OBJECTIVE: Check every line of the entries that follow, and copy the ones containing "time".

MATERIALS PROVIDED:
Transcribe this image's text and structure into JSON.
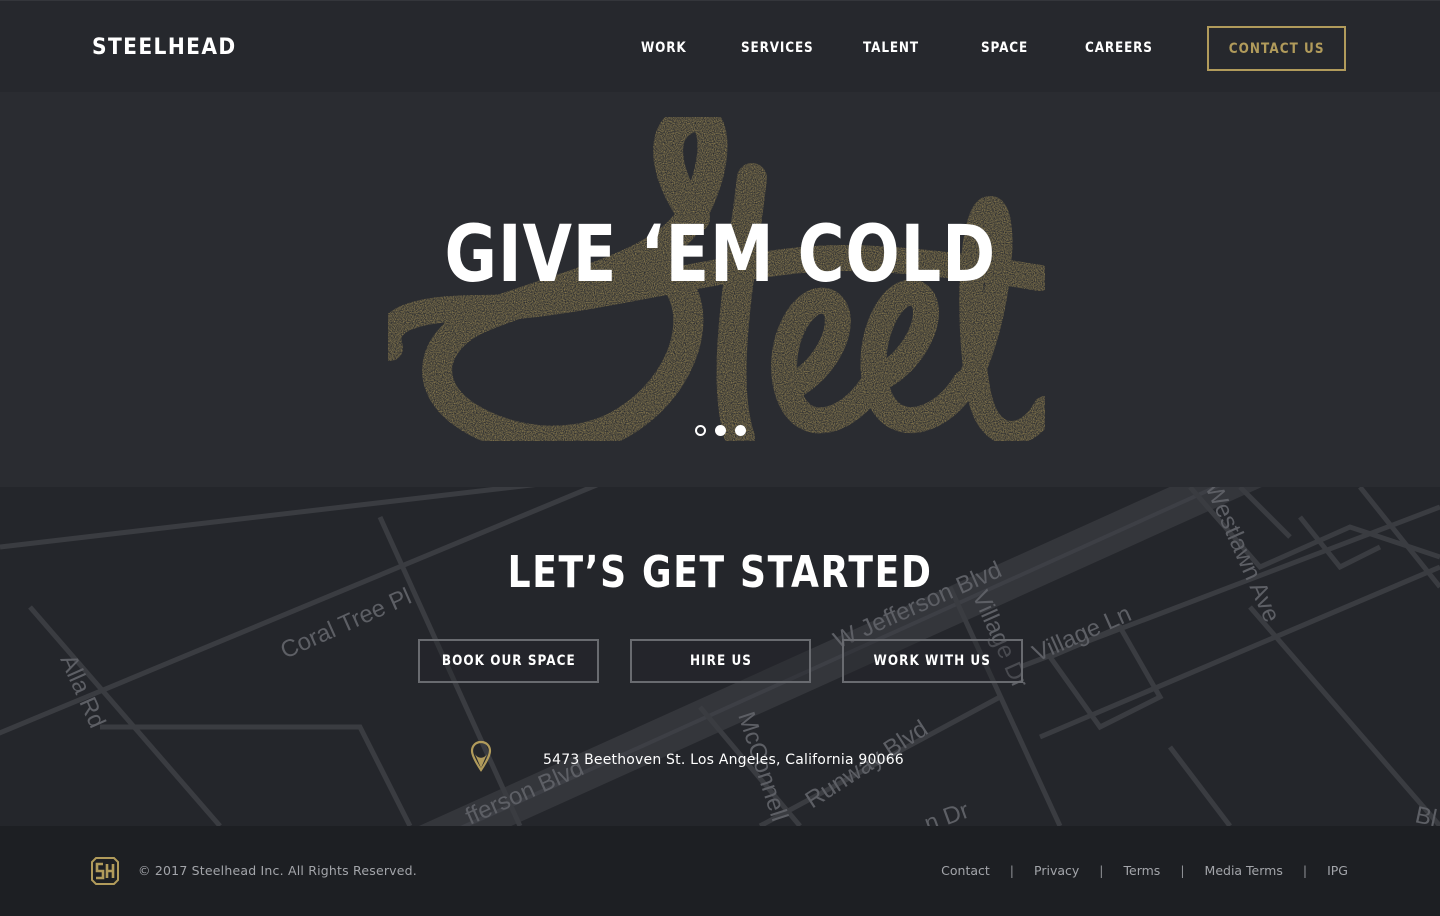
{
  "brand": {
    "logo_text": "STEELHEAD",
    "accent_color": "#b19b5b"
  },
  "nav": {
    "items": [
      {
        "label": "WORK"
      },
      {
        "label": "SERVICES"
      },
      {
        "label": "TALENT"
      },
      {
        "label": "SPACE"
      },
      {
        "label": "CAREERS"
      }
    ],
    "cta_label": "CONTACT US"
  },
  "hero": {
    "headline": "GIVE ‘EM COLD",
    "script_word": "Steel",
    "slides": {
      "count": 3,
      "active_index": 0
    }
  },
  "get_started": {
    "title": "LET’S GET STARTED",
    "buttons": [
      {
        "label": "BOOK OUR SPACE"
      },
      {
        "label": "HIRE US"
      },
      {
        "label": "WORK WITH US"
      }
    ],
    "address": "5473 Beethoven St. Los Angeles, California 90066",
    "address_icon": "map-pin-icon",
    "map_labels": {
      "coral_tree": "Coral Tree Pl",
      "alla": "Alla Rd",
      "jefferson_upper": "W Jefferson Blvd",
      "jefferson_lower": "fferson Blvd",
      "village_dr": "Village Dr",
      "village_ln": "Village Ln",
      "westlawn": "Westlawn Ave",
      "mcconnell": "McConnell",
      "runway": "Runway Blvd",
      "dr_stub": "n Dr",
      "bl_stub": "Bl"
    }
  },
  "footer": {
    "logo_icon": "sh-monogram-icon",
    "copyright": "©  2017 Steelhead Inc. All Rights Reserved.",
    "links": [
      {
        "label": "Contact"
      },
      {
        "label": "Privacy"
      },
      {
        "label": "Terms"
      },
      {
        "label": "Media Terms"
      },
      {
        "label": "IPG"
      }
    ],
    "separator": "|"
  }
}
--
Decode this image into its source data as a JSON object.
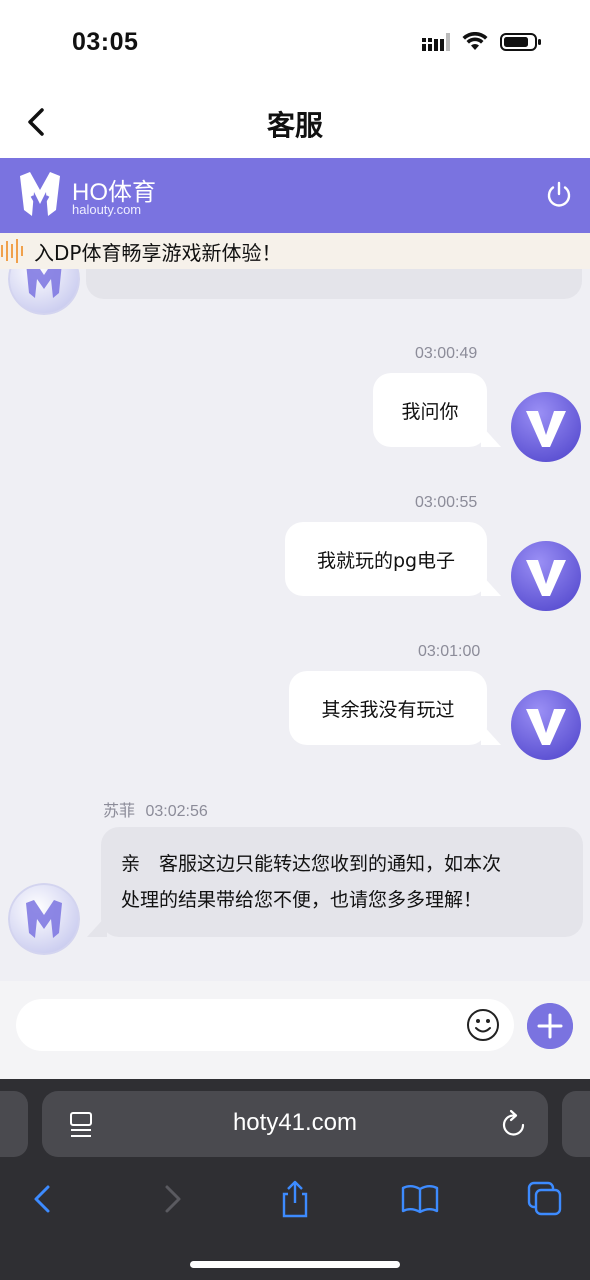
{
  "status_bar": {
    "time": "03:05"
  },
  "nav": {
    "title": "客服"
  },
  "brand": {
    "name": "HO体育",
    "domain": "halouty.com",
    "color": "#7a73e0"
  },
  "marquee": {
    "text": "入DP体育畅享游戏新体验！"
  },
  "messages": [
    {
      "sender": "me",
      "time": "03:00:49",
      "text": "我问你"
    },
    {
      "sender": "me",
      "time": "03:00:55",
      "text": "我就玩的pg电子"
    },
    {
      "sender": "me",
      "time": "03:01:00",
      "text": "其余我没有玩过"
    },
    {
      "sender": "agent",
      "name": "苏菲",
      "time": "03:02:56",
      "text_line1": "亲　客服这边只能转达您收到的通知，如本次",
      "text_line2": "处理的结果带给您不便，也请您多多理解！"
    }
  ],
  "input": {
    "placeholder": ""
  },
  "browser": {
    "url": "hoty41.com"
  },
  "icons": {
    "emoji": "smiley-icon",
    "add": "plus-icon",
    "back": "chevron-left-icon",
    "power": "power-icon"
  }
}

EXERCISE RESULT:
    "time": "03:05"
      "time": "03:00:49",
      "time": "03:00:55",
      "time": "03:01:00",
      "time": "03:02:56",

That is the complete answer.